TASK TO COMPLETE -> Each entry below is to be transcribed exactly.

------------------------------------------------------------

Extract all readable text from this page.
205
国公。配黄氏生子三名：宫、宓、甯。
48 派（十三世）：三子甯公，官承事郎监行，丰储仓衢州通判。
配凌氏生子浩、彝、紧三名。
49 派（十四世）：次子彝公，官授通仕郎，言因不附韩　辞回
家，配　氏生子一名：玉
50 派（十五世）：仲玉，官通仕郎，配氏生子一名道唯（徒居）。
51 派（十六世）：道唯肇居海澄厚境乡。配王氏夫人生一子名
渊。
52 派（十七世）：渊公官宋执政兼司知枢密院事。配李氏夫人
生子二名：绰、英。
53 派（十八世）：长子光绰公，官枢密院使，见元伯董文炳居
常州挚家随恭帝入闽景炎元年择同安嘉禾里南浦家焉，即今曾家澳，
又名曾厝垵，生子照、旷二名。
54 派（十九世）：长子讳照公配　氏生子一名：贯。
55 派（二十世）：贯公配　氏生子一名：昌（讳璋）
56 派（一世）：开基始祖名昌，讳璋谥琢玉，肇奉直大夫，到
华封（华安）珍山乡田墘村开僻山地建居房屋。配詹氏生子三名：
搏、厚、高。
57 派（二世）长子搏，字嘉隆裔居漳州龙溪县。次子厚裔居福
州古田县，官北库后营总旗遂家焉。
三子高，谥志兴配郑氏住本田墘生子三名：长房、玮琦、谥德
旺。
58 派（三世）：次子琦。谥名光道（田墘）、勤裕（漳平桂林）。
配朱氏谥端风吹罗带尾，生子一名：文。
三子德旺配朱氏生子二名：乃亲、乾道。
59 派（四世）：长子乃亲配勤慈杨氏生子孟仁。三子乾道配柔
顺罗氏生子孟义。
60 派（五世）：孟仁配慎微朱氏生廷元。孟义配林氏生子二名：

------------------------------------------------------------

OUTPUT FOR THIS EXERCISE ->
Extract all readable text from this page.
205
国公。配黄氏生子三名：宫、宓、甯。
48 派（十三世）：三子甯公，官承事郎监行，丰储仓衢州通判。
配凌氏生子浩、彝、紧三名。
49 派（十四世）：次子彝公，官授通仕郎，言因不附韩　辞回
家，配　氏生子一名：玉
50 派（十五世）：仲玉，官通仕郎，配氏生子一名道唯（徒居）。
51 派（十六世）：道唯肇居海澄厚境乡。配王氏夫人生一子名
渊。
52 派（十七世）：渊公官宋执政兼司知枢密院事。配李氏夫人
生子二名：绰、英。
53 派（十八世）：长子光绰公，官枢密院使，见元伯董文炳居
常州挚家随恭帝入闽景炎元年择同安嘉禾里南浦家焉，即今曾家澳，
又名曾厝垵，生子照、旷二名。
54 派（十九世）：长子讳照公配　氏生子一名：贯。
55 派（二十世）：贯公配　氏生子一名：昌（讳璋）
56 派（一世）：开基始祖名昌，讳璋谥琢玉，肇奉直大夫，到
华封（华安）珍山乡田墘村开僻山地建居房屋。配詹氏生子三名：
搏、厚、高。
57 派（二世）长子搏，字嘉隆裔居漳州龙溪县。次子厚裔居福
州古田县，官北库后营总旗遂家焉。
三子高，谥志兴配郑氏住本田墘生子三名：长房、玮琦、谥德
旺。
58 派（三世）：次子琦。谥名光道（田墘）、勤裕（漳平桂林）。
配朱氏谥端风吹罗带尾，生子一名：文。
三子德旺配朱氏生子二名：乃亲、乾道。
59 派（四世）：长子乃亲配勤慈杨氏生子孟仁。三子乾道配柔
顺罗氏生子孟义。
60 派（五世）：孟仁配慎微朱氏生廷元。孟义配林氏生子二名：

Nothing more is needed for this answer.